What is being asked: Extend the personal essay below about growing up poor and offering one's services in exchange for gifts, starting after its final sentence. The listing that follows the essay is not part of it.

Provided passage:
• • • •

I have a Dream.
I wrote the first draft of this post about 5 years ago when I started my very first real business (where I was actually trying to make money rather than simply create a cultural millieu, or large scale art installation).
I grew up pretty poor – at least by American standards. Before the age of 12, I had bought new clothes a total of twice in my life, though there was always abundance at the Goodwill. My mother had me when she was 21 without the support of her family or my father whom I have never met. She had no mother’s helper or child support and she was too proud to receive welfare. Most of my life she worked 2 jobs and was not home a lot. When she was home she was usually collapsed on the couch by 6pm.
I grew up thinking she was lazy, and that I was a failure – before I had even reached puberty.
5 years ago when I first wrote up the plan I am going to share with you today for offering my services to the world for gifts, I was too afraid to actually post it. You see my business mentor at the time was adamantly opposed to sliding scale or any other pay what you can reciprocal structure.
It’s an unfair exchange. People only value what they pay for. You’ll always be poor. The reasons go on and on….
I was ashamed. Ashamed for believing people wouldn’t abuse my generosity.
I was afraid. Afraid they would abuse my generosity.

• • • •

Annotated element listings
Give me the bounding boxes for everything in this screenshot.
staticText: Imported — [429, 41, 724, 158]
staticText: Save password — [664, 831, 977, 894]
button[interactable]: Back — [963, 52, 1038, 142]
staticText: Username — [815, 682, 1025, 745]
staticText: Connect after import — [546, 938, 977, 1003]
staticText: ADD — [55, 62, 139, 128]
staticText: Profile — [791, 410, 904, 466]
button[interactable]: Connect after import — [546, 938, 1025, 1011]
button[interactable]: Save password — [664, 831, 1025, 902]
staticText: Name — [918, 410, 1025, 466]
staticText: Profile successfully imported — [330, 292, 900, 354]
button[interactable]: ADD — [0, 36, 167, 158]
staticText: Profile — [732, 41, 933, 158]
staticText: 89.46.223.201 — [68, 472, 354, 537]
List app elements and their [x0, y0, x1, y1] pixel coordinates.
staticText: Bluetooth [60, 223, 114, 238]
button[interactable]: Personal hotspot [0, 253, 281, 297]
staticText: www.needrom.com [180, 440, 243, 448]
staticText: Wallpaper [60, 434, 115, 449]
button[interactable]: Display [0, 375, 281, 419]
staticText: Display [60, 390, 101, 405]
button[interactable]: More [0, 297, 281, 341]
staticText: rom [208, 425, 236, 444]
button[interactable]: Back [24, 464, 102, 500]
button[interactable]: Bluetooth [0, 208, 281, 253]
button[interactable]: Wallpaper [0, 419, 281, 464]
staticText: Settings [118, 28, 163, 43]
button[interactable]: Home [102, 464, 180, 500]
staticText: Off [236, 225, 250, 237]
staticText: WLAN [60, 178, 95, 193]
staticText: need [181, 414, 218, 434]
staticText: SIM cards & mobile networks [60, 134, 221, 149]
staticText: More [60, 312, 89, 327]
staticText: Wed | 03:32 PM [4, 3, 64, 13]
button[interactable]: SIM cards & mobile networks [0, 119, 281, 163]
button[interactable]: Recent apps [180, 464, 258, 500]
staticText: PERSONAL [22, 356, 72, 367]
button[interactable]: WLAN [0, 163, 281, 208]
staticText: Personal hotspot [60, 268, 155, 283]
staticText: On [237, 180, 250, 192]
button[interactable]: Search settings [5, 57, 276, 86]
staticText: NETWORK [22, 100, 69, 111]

• • • •

Exercise response:
I have spent the last 5 years building a business that supports me and my family. I am close to being able to send my mother money each month and offer her the retirement she deserves (she is still working full-time at 67 and I am proud of her for that, but I also want her to know rest). I am close to being able to make monthly payments on my massive student loan debt for my blessed MA in philosophy. Yes, I have just about arrived.
Or have I?
I still have $100,000 in student loans to repay. I been to the dentist twice in the last 10 years. My family qualifies for the state’s free healthcare program. My family qualifies for Food Stamps. My family has one $1,500 car. I will not receive an inheritance and we have no investments – other than real estate (this is the one factor that has changed my relative position, but these assets are not liquid and we do not qualify for lines of credit etc.). One day we will sell them though and knowing this is no small thing) Compared to how poor I used to be I am doing well. I am doing well enough.
I recently interviewed Lisa Rohleder, the passionate and humble inspiration behind the Community Acupuncture movement (the calmest revolution ever staged) and was reminded yet again of my responsibility to myself to take my middle class wealth back to my community – to people like me, who have seen the wrong side of the tracks, who deserve the best of the world and who are not receiving their fair share.
My other option is incessant gnawing guilt. No thanks.
So here I am dredging up my all but forgotten and discarded write-up for My Dream Rates where I do my best to ask the world (at least this small corner of it) to help me in remembering, reclaiming and recovering the ancient gift economy in modern America.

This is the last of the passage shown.